Would you set down every entry shown below, precisely as written?

--- START Dataset rows ---

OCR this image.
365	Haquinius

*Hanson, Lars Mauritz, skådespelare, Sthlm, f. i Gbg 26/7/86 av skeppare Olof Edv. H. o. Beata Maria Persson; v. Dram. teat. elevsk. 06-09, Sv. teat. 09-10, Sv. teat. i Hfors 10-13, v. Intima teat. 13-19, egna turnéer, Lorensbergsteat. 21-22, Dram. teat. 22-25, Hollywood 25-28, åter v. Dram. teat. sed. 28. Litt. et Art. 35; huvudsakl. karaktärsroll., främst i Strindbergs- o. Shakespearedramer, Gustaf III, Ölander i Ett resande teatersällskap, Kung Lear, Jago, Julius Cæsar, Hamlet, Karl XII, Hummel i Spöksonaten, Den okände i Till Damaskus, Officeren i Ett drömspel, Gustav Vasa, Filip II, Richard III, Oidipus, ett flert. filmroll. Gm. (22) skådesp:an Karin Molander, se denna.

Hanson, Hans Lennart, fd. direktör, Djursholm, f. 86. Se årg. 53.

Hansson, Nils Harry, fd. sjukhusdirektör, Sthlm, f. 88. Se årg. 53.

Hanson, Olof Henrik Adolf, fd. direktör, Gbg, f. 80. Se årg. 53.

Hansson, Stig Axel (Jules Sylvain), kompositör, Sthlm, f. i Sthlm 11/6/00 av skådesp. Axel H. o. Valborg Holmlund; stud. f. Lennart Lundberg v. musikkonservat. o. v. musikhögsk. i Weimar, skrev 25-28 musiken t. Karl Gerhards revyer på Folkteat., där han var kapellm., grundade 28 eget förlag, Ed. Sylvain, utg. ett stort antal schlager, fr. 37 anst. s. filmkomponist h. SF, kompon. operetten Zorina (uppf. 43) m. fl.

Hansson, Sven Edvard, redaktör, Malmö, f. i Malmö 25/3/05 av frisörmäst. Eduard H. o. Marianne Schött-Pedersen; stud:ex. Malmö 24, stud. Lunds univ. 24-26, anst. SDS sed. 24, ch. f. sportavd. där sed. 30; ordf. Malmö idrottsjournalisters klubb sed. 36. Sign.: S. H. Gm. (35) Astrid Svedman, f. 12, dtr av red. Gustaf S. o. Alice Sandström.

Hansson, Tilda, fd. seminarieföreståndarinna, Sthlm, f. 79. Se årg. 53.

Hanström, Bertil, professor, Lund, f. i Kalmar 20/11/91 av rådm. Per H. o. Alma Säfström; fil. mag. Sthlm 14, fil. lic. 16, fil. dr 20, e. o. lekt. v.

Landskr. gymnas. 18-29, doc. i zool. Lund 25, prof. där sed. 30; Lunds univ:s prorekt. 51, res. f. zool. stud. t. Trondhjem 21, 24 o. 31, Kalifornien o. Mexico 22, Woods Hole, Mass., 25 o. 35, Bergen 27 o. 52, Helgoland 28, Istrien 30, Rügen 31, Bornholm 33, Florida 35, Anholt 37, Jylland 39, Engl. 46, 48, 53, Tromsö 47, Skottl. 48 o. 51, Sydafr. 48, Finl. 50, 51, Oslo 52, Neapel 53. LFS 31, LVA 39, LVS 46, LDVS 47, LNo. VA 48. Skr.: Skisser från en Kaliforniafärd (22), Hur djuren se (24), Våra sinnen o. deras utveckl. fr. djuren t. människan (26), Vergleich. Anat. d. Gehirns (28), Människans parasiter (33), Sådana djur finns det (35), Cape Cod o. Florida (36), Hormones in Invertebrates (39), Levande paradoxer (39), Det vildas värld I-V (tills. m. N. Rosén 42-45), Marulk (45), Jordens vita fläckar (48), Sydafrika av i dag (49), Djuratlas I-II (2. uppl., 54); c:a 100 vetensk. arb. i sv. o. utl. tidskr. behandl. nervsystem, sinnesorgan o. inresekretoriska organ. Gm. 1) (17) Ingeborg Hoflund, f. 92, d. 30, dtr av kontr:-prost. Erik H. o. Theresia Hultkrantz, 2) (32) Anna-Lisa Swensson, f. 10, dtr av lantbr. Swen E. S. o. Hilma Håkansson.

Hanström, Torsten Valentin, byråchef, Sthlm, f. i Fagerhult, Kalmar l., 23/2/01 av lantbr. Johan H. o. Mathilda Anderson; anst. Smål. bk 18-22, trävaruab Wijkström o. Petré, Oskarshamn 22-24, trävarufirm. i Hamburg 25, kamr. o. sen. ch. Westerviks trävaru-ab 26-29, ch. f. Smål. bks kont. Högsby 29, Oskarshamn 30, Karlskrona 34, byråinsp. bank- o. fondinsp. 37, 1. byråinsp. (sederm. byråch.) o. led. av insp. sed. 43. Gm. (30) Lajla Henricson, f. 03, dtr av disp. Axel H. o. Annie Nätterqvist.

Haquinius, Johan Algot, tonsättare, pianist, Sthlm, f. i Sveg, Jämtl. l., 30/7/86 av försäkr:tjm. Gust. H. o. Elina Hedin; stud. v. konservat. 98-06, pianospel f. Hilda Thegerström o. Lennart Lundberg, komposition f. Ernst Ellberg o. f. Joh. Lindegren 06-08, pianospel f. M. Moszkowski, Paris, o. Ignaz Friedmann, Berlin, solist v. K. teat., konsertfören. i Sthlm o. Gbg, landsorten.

--- END Dataset rows ---

→ **Written solution**:
OCR this image.
365	Haquinius

*Hanson, Lars Mauritz, skådespelare, Sthlm, f. i Gbg 26/7/86 av skeppare Olof Edv. H. o. Beata Maria Persson; v. Dram. teat. elevsk. 06-09, Sv. teat. 09-10, Sv. teat. i Hfors 10-13, v. Intima teat. 13-19, egna turnéer, Lorensbergsteat. 21-22, Dram. teat. 22-25, Hollywood 25-28, åter v. Dram. teat. sed. 28. Litt. et Art. 35; huvudsakl. karaktärsroll., främst i Strindbergs- o. Shakespearedramer, Gustaf III, Ölander i Ett resande teatersällskap, Kung Lear, Jago, Julius Cæsar, Hamlet, Karl XII, Hummel i Spöksonaten, Den okände i Till Damaskus, Officeren i Ett drömspel, Gustav Vasa, Filip II, Richard III, Oidipus, ett flert. filmroll. Gm. (22) skådesp:an Karin Molander, se denna.

Hanson, Hans Lennart, fd. direktör, Djursholm, f. 86. Se årg. 53.

Hansson, Nils Harry, fd. sjukhusdirektör, Sthlm, f. 88. Se årg. 53.

Hanson, Olof Henrik Adolf, fd. direktör, Gbg, f. 80. Se årg. 53.

Hansson, Stig Axel (Jules Sylvain), kompositör, Sthlm, f. i Sthlm 11/6/00 av skådesp. Axel H. o. Valborg Holmlund; stud. f. Lennart Lundberg v. musikkonservat. o. v. musikhögsk. i Weimar, skrev 25-28 musiken t. Karl Gerhards revyer på Folkteat., där han var kapellm., grundade 28 eget förlag, Ed. Sylvain, utg. ett stort antal schlager, fr. 37 anst. s. filmkomponist h. SF, kompon. operetten Zorina (uppf. 43) m. fl.

Hansson, Sven Edvard, redaktör, Malmö, f. i Malmö 25/3/05 av frisörmäst. Eduard H. o. Marianne Schött-Pedersen; stud:ex. Malmö 24, stud. Lunds univ. 24-26, anst. SDS sed. 24, ch. f. sportavd. där sed. 30; ordf. Malmö idrottsjournalisters klubb sed. 36. Sign.: S. H. Gm. (35) Astrid Svedman, f. 12, dtr av red. Gustaf S. o. Alice Sandström.

Hansson, Tilda, fd. seminarieföreståndarinna, Sthlm, f. 79. Se årg. 53.

Hanström, Bertil, professor, Lund, f. i Kalmar 20/11/91 av rådm. Per H. o. Alma Säfström; fil. mag. Sthlm 14, fil. lic. 16, fil. dr 20, e. o. lekt. v.

Landskr. gymnas. 18-29, doc. i zool. Lund 25, prof. där sed. 30; Lunds univ:s prorekt. 51, res. f. zool. stud. t. Trondhjem 21, 24 o. 31, Kalifornien o. Mexico 22, Woods Hole, Mass., 25 o. 35, Bergen 27 o. 52, Helgoland 28, Istrien 30, Rügen 31, Bornholm 33, Florida 35, Anholt 37, Jylland 39, Engl. 46, 48, 53, Tromsö 47, Skottl. 48 o. 51, Sydafr. 48, Finl. 50, 51, Oslo 52, Neapel 53. LFS 31, LVA 39, LVS 46, LDVS 47, LNo. VA 48. Skr.: Skisser från en Kaliforniafärd (22), Hur djuren se (24), Våra sinnen o. deras utveckl. fr. djuren t. människan (26), Vergleich. Anat. d. Gehirns (28), Människans parasiter (33), Sådana djur finns det (35), Cape Cod o. Florida (36), Hormones in Invertebrates (39), Levande paradoxer (39), Det vildas värld I-V (tills. m. N. Rosén 42-45), Marulk (45), Jordens vita fläckar (48), Sydafrika av i dag (49), Djuratlas I-II (2. uppl., 54); c:a 100 vetensk. arb. i sv. o. utl. tidskr. behandl. nervsystem, sinnesorgan o. inresekretoriska organ. Gm. 1) (17) Ingeborg Hoflund, f. 92, d. 30, dtr av kontr:-prost. Erik H. o. Theresia Hultkrantz, 2) (32) Anna-Lisa Swensson, f. 10, dtr av lantbr. Swen E. S. o. Hilma Håkansson.

Hanström, Torsten Valentin, byråchef, Sthlm, f. i Fagerhult, Kalmar l., 23/2/01 av lantbr. Johan H. o. Mathilda Anderson; anst. Smål. bk 18-22, trävaruab Wijkström o. Petré, Oskarshamn 22-24, trävarufirm. i Hamburg 25, kamr. o. sen. ch. Westerviks trävaru-ab 26-29, ch. f. Smål. bks kont. Högsby 29, Oskarshamn 30, Karlskrona 34, byråinsp. bank- o. fondinsp. 37, 1. byråinsp. (sederm. byråch.) o. led. av insp. sed. 43. Gm. (30) Lajla Henricson, f. 03, dtr av disp. Axel H. o. Annie Nätterqvist.

Haquinius, Johan Algot, tonsättare, pianist, Sthlm, f. i Sveg, Jämtl. l., 30/7/86 av försäkr:tjm. Gust. H. o. Elina Hedin; stud. v. konservat. 98-06, pianospel f. Hilda Thegerström o. Lennart Lundberg, komposition f. Ernst Ellberg o. f. Joh. Lindegren 06-08, pianospel f. M. Moszkowski, Paris, o. Ignaz Friedmann, Berlin, solist v. K. teat., konsertfören. i Sthlm o. Gbg, landsorten.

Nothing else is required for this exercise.